** start Material to process **

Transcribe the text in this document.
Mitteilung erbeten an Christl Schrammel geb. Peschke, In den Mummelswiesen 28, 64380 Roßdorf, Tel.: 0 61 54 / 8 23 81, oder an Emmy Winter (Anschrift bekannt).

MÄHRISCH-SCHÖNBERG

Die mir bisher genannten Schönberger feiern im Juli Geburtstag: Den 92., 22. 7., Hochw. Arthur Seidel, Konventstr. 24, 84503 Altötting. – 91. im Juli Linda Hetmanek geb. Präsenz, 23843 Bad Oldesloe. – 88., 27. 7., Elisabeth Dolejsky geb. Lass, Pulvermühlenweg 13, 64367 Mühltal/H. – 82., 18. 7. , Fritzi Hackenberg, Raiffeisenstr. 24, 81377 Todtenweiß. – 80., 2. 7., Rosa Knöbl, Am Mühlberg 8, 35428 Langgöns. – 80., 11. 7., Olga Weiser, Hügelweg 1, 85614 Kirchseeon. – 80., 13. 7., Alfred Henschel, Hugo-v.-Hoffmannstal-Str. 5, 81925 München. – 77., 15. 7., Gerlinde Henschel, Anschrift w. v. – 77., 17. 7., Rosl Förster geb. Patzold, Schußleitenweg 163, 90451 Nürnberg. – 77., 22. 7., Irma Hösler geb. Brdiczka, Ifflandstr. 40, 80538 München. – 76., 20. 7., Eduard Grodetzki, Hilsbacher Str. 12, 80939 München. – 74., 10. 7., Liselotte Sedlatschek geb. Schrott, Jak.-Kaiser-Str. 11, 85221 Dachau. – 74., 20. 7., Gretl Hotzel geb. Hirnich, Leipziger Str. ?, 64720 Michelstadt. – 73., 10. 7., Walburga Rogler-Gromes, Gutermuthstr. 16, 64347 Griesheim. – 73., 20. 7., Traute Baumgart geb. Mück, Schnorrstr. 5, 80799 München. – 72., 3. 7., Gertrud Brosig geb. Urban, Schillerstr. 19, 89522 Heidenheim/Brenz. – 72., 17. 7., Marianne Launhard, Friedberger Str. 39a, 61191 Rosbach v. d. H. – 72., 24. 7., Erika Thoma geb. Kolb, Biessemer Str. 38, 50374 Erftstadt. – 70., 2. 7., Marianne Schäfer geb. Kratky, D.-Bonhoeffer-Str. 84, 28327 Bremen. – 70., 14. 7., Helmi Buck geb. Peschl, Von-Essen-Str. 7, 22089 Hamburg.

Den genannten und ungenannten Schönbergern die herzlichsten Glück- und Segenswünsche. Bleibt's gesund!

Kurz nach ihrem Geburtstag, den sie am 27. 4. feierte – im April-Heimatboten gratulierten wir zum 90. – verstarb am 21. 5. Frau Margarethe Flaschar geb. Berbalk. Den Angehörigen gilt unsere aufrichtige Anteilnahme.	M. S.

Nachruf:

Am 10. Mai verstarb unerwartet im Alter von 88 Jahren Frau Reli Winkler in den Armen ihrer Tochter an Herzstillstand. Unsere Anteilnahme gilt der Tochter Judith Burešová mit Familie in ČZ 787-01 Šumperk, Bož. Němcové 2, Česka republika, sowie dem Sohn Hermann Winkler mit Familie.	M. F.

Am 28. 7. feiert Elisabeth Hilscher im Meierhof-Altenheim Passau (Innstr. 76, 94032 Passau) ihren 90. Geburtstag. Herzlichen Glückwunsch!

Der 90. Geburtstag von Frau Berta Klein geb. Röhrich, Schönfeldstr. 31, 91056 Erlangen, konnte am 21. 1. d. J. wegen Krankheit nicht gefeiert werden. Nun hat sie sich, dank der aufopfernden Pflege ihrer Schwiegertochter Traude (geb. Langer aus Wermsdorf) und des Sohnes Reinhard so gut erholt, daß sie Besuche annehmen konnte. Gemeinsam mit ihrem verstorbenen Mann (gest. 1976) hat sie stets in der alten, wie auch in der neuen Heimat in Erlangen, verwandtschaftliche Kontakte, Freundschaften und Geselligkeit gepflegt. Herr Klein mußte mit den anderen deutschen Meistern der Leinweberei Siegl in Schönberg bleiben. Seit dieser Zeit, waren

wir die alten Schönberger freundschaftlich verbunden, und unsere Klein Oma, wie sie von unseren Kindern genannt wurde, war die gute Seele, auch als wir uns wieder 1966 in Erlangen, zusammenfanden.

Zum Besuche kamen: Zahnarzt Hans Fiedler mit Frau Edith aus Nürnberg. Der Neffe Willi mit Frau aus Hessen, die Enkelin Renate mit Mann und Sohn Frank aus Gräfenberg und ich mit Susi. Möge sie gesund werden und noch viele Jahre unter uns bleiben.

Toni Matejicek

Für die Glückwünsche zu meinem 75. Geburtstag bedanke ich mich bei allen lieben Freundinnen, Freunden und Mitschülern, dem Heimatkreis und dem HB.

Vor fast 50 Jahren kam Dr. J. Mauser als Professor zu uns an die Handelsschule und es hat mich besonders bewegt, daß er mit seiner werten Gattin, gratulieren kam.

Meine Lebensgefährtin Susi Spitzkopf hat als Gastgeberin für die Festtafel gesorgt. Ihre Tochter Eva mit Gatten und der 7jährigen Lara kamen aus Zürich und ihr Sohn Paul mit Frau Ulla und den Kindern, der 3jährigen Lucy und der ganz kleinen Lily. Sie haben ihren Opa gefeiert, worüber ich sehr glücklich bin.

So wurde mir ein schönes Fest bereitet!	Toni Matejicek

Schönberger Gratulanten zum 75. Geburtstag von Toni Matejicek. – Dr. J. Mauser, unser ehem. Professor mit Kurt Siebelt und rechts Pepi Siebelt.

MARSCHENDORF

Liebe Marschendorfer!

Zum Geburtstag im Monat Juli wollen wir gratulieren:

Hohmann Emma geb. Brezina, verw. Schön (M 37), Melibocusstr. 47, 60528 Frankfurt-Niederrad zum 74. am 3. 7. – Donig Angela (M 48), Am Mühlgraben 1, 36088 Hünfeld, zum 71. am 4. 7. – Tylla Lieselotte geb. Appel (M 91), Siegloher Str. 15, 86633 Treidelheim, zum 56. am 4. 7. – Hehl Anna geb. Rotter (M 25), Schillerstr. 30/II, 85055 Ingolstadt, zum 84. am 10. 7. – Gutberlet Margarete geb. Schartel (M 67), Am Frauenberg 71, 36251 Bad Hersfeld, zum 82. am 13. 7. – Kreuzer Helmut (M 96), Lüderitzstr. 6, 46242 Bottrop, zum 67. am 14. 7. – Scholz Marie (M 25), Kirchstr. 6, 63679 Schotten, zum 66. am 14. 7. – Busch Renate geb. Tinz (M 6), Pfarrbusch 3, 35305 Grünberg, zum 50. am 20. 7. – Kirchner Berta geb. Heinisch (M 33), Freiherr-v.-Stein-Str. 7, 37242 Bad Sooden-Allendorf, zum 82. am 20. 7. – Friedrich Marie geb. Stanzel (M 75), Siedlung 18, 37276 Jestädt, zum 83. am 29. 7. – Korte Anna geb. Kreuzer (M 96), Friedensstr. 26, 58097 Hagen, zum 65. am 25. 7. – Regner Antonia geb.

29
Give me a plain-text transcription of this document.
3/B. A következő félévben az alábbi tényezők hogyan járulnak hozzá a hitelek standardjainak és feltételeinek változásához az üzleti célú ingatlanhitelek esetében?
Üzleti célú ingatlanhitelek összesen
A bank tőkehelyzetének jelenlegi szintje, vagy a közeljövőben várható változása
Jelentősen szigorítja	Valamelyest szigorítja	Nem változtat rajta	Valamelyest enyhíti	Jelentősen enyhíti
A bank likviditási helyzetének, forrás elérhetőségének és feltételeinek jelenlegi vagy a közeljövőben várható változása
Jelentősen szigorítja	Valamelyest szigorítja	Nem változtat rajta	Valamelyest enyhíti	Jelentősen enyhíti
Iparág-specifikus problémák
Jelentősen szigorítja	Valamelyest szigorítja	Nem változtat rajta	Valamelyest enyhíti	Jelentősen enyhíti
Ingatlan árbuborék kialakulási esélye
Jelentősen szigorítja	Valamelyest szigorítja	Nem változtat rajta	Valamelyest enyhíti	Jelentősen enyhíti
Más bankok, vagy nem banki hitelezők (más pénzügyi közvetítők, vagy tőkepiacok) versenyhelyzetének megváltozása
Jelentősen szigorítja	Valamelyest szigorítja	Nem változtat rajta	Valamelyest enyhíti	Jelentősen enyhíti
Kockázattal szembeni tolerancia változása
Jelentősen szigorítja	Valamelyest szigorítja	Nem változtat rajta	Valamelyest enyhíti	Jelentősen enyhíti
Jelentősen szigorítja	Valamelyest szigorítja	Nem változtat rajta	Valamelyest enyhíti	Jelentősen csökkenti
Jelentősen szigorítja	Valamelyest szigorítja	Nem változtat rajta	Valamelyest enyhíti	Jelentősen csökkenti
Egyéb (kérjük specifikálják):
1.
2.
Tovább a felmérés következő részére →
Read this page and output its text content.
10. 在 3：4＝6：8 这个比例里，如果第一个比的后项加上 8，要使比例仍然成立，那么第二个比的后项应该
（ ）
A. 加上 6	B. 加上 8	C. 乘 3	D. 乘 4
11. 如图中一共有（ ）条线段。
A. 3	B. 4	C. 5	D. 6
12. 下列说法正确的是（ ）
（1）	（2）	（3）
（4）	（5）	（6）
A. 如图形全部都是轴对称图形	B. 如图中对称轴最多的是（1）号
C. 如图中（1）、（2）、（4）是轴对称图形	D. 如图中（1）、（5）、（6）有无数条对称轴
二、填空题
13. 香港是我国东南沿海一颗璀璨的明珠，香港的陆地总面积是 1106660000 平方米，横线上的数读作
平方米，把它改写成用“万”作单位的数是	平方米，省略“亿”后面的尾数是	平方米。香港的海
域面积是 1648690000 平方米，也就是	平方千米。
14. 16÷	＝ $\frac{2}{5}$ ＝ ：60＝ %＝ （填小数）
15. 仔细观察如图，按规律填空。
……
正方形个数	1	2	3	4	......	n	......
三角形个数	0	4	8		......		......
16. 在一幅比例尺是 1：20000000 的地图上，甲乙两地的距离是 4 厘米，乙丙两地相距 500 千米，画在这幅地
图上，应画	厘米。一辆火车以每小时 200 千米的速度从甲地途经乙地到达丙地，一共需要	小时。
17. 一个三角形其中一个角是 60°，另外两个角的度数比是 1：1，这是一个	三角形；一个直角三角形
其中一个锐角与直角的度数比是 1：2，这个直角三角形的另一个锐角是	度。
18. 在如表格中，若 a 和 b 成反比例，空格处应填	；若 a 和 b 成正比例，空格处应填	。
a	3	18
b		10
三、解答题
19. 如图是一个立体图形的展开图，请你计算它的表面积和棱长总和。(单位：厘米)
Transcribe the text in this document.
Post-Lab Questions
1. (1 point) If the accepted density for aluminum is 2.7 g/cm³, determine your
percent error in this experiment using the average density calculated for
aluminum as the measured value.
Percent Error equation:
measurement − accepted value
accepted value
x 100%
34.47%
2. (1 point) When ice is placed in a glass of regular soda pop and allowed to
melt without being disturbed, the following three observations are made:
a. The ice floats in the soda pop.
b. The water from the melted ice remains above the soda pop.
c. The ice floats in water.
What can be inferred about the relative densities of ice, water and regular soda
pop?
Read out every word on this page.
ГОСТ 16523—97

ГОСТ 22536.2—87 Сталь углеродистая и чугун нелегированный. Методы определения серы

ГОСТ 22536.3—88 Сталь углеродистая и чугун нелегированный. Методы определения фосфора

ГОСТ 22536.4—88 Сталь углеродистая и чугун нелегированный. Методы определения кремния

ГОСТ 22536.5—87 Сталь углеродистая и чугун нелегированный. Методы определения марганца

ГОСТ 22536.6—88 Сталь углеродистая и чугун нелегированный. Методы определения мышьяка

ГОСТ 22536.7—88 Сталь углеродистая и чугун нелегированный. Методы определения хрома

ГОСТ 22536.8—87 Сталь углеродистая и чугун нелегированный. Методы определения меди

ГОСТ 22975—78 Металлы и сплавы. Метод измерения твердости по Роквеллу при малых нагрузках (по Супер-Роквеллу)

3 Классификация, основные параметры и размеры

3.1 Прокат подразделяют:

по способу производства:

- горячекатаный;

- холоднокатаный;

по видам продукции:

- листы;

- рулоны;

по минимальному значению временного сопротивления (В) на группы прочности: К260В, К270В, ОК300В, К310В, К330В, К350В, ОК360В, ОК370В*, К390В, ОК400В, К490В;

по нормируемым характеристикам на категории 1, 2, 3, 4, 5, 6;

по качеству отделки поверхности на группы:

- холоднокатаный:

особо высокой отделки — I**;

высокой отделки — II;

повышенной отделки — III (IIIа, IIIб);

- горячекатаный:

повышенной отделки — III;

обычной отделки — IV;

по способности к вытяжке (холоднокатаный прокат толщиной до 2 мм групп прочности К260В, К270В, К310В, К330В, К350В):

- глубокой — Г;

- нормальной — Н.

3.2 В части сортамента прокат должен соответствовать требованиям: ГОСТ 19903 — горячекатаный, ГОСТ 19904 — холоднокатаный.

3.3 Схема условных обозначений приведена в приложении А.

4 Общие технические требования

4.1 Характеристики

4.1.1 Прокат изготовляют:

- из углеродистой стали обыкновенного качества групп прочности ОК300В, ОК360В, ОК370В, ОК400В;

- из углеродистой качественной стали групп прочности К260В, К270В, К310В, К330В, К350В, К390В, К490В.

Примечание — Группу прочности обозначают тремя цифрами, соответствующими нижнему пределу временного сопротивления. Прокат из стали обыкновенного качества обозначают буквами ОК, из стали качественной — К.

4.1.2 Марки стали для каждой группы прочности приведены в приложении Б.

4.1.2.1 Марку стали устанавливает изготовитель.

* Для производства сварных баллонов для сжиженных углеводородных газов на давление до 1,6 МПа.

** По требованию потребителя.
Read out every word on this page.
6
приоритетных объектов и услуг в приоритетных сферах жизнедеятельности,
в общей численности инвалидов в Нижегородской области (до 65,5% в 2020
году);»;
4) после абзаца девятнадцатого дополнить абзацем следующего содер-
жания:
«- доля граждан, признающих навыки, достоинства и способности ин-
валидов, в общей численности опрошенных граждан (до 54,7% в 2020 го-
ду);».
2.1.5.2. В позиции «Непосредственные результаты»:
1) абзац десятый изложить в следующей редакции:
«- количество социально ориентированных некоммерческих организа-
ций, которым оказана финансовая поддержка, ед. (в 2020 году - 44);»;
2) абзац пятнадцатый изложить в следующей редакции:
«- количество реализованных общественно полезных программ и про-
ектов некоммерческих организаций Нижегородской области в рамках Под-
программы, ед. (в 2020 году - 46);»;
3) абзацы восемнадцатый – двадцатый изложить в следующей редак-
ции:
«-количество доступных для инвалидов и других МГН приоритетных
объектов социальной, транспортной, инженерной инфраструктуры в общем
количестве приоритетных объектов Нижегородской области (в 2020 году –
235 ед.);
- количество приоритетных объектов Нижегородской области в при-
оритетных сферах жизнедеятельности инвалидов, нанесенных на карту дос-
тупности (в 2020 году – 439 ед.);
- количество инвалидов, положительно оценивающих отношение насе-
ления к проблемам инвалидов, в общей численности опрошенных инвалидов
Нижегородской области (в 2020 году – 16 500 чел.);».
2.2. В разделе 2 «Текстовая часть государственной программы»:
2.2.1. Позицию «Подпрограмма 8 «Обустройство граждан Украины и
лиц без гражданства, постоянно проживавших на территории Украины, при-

** end Material to process **

Set exercise: Find out how many lines in the listing contain the string "gratulieren". Give the number alone.

Solution to this task: 2